Each entry in the listing below should be restated word for word.

(Collected data)
• • • • • • •

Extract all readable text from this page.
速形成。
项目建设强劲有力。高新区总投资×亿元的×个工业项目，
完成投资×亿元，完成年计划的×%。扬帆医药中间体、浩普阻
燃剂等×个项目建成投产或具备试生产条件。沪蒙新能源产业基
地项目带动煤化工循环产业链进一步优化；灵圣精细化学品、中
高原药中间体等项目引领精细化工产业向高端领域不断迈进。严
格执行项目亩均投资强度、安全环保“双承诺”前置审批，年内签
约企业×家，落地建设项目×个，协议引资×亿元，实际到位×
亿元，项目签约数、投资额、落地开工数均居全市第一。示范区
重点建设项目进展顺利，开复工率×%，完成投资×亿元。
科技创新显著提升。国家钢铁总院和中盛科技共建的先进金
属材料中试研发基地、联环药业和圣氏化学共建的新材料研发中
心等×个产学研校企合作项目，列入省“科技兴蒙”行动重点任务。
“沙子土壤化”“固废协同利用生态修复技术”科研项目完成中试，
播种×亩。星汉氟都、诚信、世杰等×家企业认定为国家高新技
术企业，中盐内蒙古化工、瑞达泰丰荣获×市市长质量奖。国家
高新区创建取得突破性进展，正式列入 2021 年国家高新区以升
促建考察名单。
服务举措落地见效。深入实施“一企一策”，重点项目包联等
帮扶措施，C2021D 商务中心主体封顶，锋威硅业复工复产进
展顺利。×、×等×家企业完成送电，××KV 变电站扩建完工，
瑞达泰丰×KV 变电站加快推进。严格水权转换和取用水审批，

• • • • • • •

Exercise solution:
Extract all readable text from this page.
速形成。
项目建设强劲有力。高新区总投资×亿元的×个工业项目，
完成投资×亿元，完成年计划的×%。扬帆医药中间体、浩普阻
燃剂等×个项目建成投产或具备试生产条件。沪蒙新能源产业基
地项目带动煤化工循环产业链进一步优化；灵圣精细化学品、中
高原药中间体等项目引领精细化工产业向高端领域不断迈进。严
格执行项目亩均投资强度、安全环保“双承诺”前置审批，年内签
约企业×家，落地建设项目×个，协议引资×亿元，实际到位×
亿元，项目签约数、投资额、落地开工数均居全市第一。示范区
重点建设项目进展顺利，开复工率×%，完成投资×亿元。
科技创新显著提升。国家钢铁总院和中盛科技共建的先进金
属材料中试研发基地、联环药业和圣氏化学共建的新材料研发中
心等×个产学研校企合作项目，列入省“科技兴蒙”行动重点任务。
“沙子土壤化”“固废协同利用生态修复技术”科研项目完成中试，
播种×亩。星汉氟都、诚信、世杰等×家企业认定为国家高新技
术企业，中盐内蒙古化工、瑞达泰丰荣获×市市长质量奖。国家
高新区创建取得突破性进展，正式列入 2021 年国家高新区以升
促建考察名单。
服务举措落地见效。深入实施“一企一策”，重点项目包联等
帮扶措施，C2021D 商务中心主体封顶，锋威硅业复工复产进
展顺利。×、×等×家企业完成送电，××KV 变电站扩建完工，
瑞达泰丰×KV 变电站加快推进。严格水权转换和取用水审批，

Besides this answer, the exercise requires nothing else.